§ **SET PROBLEM**: Scan the lines below for the word "kesimetrisan". Copy each line you find it in.

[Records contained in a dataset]
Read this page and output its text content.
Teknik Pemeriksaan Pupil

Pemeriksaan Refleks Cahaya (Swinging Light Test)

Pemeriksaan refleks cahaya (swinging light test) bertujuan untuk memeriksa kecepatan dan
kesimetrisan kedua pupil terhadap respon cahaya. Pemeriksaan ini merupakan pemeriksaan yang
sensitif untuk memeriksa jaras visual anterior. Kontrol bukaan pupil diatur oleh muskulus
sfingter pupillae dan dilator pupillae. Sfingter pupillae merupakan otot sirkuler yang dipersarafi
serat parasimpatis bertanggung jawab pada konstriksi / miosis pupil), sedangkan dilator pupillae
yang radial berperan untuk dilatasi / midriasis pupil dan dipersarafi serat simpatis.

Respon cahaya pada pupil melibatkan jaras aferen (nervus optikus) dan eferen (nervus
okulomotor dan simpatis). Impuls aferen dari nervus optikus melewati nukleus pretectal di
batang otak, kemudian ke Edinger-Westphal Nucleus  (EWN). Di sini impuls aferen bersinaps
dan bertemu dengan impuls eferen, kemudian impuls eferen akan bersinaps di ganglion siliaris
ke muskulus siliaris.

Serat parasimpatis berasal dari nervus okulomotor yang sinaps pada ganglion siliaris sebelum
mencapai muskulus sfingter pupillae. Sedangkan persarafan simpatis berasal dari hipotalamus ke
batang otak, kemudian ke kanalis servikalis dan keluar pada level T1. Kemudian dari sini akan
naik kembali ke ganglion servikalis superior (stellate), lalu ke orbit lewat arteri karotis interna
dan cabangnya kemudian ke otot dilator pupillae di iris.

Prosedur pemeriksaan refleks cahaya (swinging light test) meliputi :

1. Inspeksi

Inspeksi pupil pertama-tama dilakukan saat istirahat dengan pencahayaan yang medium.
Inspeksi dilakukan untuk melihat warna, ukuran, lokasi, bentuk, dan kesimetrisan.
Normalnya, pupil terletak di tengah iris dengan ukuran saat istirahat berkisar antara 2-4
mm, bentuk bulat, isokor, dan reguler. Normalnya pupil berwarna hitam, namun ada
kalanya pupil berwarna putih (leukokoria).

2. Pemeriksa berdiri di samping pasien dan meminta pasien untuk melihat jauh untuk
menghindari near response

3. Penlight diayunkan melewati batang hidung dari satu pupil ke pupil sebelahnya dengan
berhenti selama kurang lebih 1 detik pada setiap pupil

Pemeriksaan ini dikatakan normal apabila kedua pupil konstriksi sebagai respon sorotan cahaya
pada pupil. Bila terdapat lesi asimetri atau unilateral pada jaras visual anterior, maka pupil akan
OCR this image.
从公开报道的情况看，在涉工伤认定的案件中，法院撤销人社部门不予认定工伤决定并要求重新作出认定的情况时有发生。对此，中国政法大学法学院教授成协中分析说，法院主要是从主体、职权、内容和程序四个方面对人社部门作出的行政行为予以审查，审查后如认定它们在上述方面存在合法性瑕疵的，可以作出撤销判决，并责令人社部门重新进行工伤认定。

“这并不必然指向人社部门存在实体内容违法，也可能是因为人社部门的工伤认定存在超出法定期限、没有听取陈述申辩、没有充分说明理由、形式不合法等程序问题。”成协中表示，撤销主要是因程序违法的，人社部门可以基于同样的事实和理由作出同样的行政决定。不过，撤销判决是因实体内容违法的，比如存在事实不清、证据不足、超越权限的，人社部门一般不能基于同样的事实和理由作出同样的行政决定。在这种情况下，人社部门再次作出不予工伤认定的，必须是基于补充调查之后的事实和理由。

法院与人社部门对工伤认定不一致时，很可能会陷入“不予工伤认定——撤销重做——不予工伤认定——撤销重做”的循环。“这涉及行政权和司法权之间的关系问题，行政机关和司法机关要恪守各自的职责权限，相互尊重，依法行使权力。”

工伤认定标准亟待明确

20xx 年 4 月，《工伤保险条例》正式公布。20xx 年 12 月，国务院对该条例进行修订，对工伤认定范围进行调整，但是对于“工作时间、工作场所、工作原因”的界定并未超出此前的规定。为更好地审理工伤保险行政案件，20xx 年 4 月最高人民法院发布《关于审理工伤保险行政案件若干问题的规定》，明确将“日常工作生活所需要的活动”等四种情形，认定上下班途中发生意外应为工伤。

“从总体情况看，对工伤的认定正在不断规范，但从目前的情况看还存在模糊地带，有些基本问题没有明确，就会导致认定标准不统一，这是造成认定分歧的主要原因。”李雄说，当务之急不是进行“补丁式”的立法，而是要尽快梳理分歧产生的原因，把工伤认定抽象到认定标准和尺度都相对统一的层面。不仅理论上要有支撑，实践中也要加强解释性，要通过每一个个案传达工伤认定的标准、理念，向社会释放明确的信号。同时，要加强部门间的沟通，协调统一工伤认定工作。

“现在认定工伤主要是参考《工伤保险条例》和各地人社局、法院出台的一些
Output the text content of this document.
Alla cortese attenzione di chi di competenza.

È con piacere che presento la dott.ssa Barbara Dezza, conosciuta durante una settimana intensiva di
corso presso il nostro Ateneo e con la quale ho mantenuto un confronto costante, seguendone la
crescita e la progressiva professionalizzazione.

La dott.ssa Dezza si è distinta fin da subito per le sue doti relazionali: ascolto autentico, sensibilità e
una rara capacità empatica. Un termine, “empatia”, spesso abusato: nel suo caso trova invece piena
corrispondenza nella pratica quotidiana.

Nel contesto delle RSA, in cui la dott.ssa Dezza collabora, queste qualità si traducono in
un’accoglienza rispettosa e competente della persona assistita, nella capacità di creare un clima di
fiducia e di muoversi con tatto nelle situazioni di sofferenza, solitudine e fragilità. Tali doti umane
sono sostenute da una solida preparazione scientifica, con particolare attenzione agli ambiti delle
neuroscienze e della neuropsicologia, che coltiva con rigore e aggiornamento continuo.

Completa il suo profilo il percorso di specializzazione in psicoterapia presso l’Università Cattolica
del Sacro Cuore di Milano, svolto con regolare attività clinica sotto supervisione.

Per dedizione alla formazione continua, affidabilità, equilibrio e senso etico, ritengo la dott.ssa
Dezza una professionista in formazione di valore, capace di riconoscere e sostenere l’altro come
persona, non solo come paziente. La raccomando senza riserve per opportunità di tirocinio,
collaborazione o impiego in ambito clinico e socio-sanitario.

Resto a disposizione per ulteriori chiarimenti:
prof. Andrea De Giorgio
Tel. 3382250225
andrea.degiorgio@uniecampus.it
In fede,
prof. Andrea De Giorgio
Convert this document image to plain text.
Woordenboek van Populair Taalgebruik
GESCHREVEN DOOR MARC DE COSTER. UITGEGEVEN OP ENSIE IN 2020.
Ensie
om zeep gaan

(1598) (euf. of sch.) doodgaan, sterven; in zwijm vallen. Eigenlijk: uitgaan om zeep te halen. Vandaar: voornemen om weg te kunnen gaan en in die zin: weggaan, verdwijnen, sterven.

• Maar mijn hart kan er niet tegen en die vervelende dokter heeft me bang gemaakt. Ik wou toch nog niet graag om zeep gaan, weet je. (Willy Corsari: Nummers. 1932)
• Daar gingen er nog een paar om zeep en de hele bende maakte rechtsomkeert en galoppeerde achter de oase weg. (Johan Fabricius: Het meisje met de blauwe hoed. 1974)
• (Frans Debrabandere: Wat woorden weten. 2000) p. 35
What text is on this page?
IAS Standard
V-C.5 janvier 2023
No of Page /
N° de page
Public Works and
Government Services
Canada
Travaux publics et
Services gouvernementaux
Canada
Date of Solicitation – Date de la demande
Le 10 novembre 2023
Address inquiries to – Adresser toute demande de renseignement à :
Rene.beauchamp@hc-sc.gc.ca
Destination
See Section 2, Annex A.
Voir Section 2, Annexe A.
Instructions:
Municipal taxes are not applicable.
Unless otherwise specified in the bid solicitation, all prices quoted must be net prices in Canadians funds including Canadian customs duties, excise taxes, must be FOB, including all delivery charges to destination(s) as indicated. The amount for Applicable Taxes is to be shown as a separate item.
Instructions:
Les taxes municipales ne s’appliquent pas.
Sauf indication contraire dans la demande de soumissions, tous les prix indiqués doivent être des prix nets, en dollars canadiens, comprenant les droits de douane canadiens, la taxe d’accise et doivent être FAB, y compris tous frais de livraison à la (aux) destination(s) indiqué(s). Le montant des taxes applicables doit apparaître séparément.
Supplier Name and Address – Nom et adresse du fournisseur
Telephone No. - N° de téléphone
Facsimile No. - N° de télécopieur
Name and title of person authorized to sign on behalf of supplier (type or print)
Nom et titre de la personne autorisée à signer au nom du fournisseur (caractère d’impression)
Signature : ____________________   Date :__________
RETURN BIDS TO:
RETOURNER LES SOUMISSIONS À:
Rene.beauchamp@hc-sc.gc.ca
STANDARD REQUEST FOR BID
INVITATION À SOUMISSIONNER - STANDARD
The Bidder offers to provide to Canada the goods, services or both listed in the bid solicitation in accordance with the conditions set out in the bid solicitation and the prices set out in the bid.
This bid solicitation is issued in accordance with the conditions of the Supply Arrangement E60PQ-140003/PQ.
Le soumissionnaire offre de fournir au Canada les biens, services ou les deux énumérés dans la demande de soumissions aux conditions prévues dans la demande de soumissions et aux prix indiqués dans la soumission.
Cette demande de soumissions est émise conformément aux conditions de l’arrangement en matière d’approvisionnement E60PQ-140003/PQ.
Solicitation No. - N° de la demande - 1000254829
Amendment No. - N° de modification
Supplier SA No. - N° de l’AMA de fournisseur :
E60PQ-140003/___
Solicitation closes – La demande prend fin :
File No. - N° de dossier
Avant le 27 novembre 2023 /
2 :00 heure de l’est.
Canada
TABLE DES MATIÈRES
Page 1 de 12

§ **EXERCISE OUTPUT**:
kesimetrisan kedua pupil terhadap respon cahaya. Pemeriksaan ini merupakan pemeriksaan yang
Inspeksi dilakukan untuk melihat warna, ukuran, lokasi, bentuk, dan kesimetrisan.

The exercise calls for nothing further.